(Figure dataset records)
================================

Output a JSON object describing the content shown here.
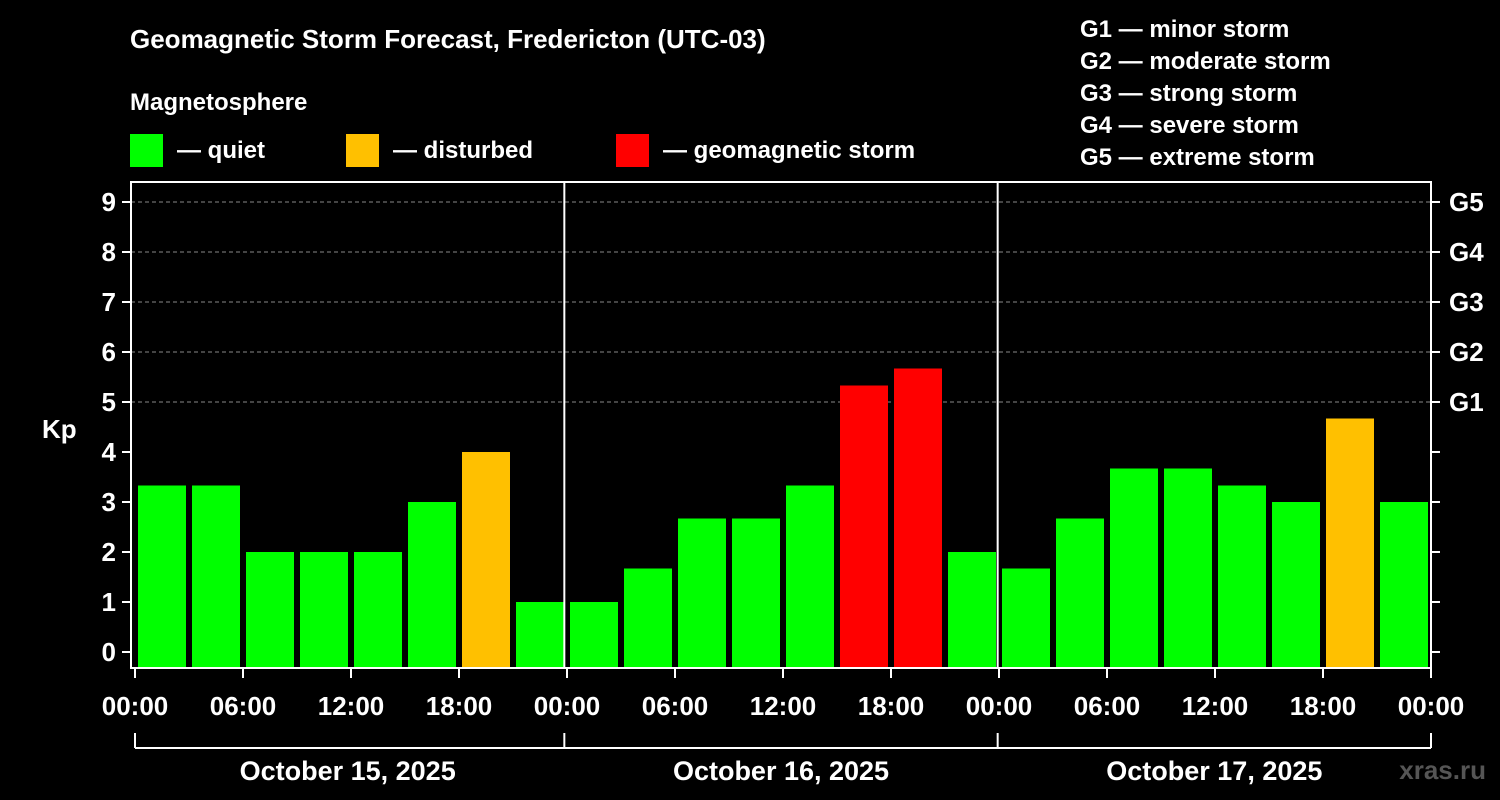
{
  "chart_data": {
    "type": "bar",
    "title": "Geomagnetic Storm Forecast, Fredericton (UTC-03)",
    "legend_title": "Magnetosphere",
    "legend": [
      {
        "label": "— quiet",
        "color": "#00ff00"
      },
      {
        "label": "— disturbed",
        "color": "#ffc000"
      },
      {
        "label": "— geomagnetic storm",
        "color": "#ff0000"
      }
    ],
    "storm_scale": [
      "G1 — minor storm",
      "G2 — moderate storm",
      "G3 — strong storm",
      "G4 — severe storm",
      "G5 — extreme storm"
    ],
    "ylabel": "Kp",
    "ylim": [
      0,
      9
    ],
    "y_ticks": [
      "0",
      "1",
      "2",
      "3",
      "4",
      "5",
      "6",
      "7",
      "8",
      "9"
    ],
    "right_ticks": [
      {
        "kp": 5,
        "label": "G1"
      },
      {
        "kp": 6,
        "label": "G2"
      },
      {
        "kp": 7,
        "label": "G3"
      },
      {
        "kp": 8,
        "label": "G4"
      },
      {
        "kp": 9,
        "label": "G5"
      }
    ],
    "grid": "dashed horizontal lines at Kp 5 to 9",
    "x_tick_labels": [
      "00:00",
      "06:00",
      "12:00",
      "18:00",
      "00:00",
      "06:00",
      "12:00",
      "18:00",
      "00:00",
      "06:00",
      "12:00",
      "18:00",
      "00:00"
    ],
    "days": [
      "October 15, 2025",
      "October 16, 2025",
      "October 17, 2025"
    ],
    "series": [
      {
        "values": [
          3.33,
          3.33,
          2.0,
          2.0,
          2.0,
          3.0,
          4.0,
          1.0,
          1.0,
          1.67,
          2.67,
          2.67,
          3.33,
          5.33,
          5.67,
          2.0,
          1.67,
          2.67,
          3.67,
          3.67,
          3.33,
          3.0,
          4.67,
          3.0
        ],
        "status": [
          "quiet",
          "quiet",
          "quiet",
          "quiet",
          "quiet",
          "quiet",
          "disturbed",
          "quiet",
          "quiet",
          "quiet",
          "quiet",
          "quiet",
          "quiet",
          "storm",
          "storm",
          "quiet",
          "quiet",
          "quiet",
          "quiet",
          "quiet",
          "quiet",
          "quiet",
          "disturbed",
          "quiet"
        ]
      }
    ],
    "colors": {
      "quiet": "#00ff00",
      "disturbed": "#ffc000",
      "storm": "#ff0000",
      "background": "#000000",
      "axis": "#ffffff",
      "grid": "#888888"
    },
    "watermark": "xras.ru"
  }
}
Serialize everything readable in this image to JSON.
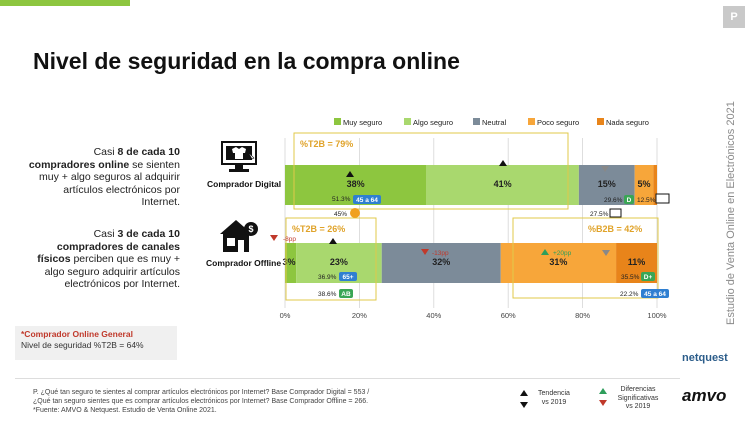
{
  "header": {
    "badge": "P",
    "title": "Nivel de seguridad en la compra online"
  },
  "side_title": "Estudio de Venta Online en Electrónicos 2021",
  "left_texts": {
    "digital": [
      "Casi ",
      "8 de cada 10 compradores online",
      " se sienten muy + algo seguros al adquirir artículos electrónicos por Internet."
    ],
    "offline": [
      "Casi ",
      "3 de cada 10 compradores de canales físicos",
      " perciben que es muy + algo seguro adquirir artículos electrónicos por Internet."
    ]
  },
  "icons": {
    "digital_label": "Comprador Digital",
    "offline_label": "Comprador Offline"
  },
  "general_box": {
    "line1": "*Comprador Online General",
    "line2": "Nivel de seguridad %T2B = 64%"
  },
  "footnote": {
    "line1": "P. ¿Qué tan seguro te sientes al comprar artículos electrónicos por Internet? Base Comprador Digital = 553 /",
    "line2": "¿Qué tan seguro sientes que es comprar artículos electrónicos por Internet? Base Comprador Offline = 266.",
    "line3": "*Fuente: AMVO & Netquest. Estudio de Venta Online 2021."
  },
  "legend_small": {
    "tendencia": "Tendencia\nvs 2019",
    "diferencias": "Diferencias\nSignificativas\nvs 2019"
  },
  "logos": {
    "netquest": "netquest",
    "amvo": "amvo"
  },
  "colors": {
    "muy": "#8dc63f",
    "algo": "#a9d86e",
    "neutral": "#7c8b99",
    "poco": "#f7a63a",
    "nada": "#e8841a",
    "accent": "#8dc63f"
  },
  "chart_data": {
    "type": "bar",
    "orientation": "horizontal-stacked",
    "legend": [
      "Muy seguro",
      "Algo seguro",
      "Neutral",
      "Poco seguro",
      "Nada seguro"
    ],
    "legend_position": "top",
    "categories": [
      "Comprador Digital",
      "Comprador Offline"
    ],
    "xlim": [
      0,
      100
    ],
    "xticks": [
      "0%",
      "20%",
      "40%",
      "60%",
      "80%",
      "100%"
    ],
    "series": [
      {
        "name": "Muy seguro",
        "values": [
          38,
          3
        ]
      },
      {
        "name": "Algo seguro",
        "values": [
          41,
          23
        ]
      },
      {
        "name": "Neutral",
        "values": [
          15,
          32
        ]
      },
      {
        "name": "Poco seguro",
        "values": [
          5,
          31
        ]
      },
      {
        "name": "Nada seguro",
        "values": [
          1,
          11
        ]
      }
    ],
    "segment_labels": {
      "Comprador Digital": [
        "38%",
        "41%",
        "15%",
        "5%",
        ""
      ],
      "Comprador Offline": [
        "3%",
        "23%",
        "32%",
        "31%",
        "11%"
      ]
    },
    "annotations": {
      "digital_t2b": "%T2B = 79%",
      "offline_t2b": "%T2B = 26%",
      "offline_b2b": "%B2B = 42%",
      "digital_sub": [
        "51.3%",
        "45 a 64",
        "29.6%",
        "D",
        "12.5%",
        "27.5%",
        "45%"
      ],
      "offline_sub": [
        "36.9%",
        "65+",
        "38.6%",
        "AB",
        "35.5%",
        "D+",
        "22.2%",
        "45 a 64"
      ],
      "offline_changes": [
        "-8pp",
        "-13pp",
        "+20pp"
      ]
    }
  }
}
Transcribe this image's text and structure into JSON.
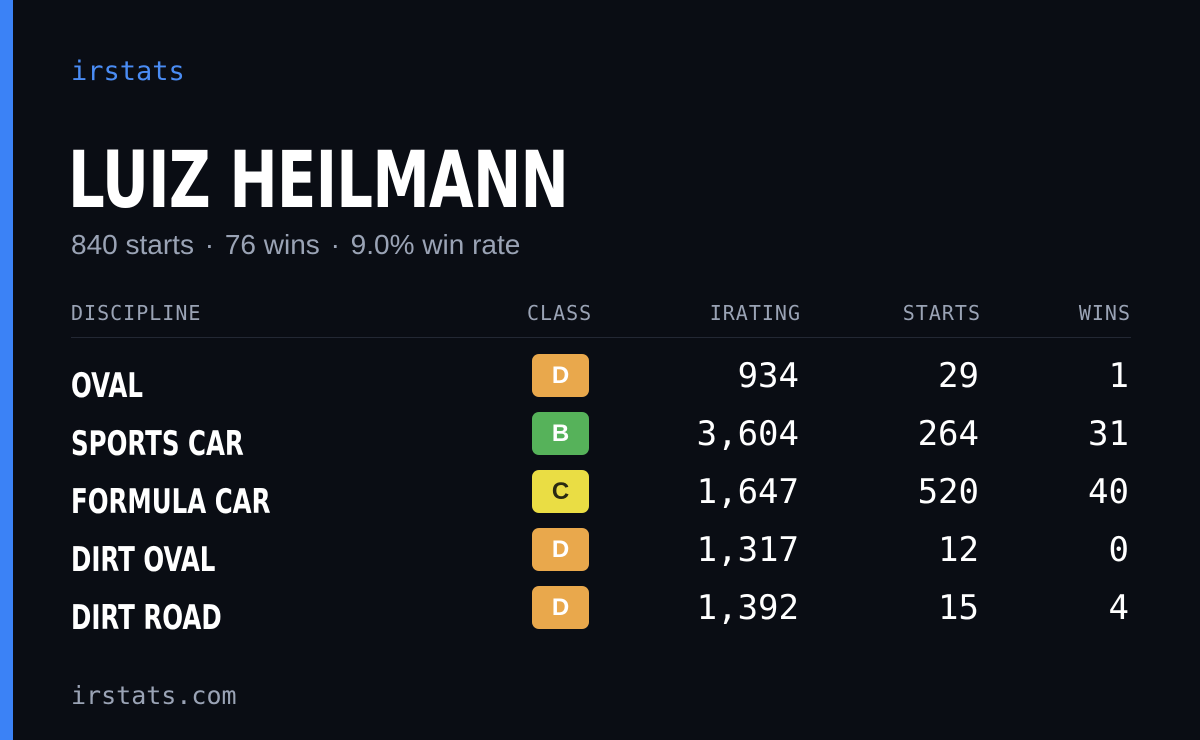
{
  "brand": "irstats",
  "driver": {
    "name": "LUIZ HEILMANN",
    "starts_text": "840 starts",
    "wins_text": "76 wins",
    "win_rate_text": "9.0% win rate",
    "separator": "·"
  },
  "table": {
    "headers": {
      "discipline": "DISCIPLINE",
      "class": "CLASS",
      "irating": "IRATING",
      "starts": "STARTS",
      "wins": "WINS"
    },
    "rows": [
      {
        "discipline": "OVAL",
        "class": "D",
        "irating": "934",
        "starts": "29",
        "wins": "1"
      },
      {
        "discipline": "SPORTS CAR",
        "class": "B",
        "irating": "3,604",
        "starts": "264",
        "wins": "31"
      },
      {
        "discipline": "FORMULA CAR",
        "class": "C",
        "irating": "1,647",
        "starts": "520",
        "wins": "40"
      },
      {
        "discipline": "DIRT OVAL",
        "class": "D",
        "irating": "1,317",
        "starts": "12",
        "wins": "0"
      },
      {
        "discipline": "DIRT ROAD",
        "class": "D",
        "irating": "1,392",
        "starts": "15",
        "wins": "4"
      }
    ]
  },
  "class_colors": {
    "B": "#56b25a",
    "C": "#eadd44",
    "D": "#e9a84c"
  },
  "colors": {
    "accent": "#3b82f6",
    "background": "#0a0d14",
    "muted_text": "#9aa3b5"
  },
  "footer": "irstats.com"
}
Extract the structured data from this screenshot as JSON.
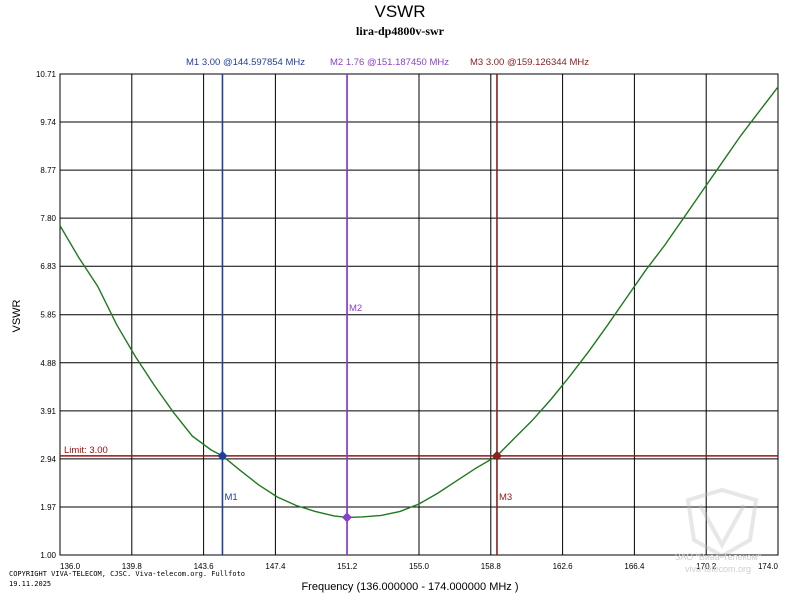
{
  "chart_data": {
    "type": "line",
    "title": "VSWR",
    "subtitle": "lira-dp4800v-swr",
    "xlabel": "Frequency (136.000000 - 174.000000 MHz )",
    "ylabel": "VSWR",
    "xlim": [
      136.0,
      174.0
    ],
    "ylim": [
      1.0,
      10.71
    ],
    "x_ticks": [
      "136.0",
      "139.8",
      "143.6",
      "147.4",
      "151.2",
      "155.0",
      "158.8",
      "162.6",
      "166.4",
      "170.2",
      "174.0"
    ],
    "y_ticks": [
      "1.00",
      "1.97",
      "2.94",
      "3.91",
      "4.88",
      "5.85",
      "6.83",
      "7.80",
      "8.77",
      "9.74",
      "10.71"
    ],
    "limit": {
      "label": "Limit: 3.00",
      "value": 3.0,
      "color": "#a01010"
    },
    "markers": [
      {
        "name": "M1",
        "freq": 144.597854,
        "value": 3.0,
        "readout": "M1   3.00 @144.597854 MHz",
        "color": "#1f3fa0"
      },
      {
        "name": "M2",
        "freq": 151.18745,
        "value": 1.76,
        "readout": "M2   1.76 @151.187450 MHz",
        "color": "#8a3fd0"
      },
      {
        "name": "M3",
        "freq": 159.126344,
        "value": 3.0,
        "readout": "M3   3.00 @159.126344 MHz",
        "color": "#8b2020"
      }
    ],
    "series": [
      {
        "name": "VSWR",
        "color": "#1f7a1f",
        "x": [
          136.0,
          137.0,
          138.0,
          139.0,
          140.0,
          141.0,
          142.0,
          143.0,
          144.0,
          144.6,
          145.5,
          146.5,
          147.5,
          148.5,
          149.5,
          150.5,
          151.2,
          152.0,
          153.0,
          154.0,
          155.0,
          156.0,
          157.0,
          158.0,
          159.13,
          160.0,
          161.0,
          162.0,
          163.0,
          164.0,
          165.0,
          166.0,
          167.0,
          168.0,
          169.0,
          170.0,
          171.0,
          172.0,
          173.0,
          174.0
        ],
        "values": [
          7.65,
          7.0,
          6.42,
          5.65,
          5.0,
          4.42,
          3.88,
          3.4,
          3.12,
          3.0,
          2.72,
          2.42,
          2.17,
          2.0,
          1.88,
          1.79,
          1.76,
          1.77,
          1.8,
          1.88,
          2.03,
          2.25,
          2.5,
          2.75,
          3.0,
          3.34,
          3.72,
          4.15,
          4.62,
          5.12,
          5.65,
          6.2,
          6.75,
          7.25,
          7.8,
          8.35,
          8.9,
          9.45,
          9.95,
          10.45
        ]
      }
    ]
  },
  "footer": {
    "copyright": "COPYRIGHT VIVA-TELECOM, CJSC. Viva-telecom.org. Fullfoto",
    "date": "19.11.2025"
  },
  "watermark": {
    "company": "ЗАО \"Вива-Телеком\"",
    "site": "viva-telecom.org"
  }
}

================================

Pull out all lines in the data above that include "horizontal".

    "grid": "dashed horizontal lines at Kp 5 to 9",
    "orientation": "horizontal-stacked",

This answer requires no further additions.